> -----Original Message-----
> From: Parthasarathy Bhuvaragan
> Sent: Friday, 13 January, 2017 04:24
> To: Jon Maloy <jon.ma...@ericsson.com>; tipc-discussion@lists.sourceforge.net;
> Ying Xue <ying....@windriver.com>
> Subject: Re: [tipc-discussion] [net-next v3 3/4] tipc: introduce replicast as
> transport option for multicast
> 
> On 01/04/2017 06:05 PM, Parthasarathy Bhuvaragan wrote:
> > Hi Jon,
> >
> > Added some minor comments inline in this patch, apart from that the
> > major concern is the following:
> >
> > All my tests which passed before this patch, fails while sending
> > multicast to a receiver on own node.
> >
> > With this patch, we increase the likelyhood of receive buffer overflow
> > if the sender & receivers are running on the same host as we bypass the
> > link layer completely. I confirmed this with some traces in filter_rcv().
□ □ □
## Task requirements
**a)** In the TIPC mailing-list reply, why does the patch make receive buffer overflow more likely when the sender and receivers run on the same host? Answer in one to three sentences.
**b)** Write what comes next in the TIPC mailing-list reply, starting after its final sentence.
The listing that comes next is separate material and has no connection to this text.

## Information supplied
□ □ □
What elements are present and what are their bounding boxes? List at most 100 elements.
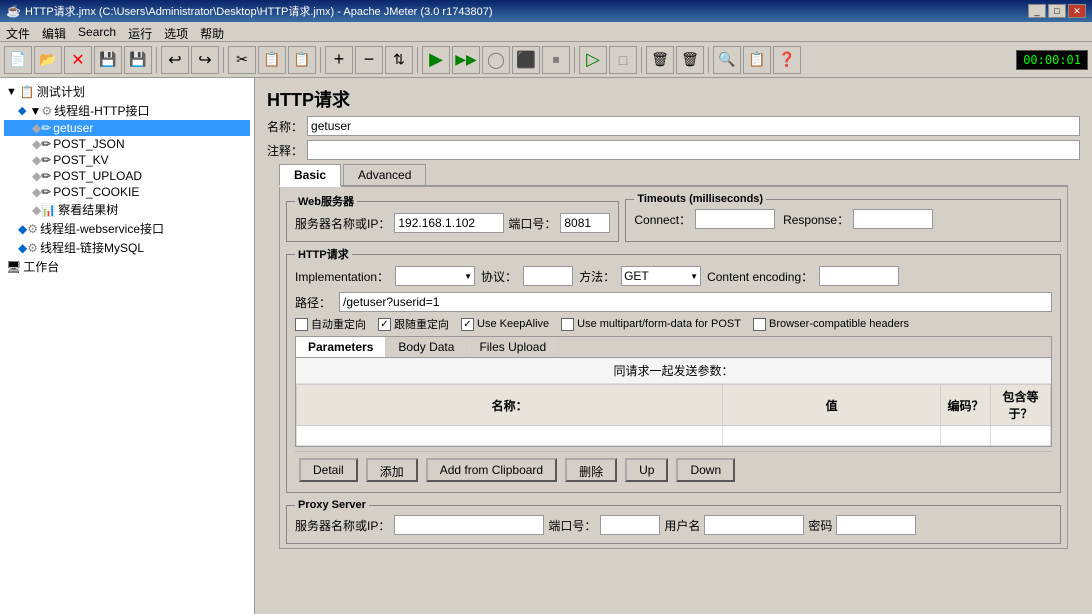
□ □ □
## Exercise responses
**a)** The patch bypasses the link layer completely when the sender and receivers are on the same host, so a receive buffer overflow becomes more likely.

**b)**
> >
> > If I add another multicast listener running on another node, this
> > pacifies the sender (put the sender to sleep at link congestion) and
> > relatively slow link layer reduces the buffer overflow.
> >
> > We need to find a way reduce the aggressiveness of the sender.
> > We want users to be transparent about the location of the services, so
> > we should to provide similar charecteristics regardless of the service
> > location.
> >
> Jon, running ptts sever and client on a standalone node without your
> updates failed. So in that aspect, iam ok with this patch.
> 
> If the ethernet bearer lacks broadcast ability, then neighbor discovery
> will not work. So do we intend to introduce support to add ethernet
> peers manually as we do for udp bearers? otherwise we can never use
> replicast for non udp bearers.

I believe all Ethernet implementations, even overlay networks, provide some 
form of broadcast, or in lack thereof, an emulated broadcast.
So, discovery should work, but it will be very inefficient when we do link 
broadcast, because tipc will think that genuine Ethernet broadcast is supported.
We actually need some way to find out what kind of "Ethernet" we are attached 
to, e.g. VXLAN, so that the "bcast supported" flag  can be set correctly.
I wonder if that if possible, or if it has to be configured.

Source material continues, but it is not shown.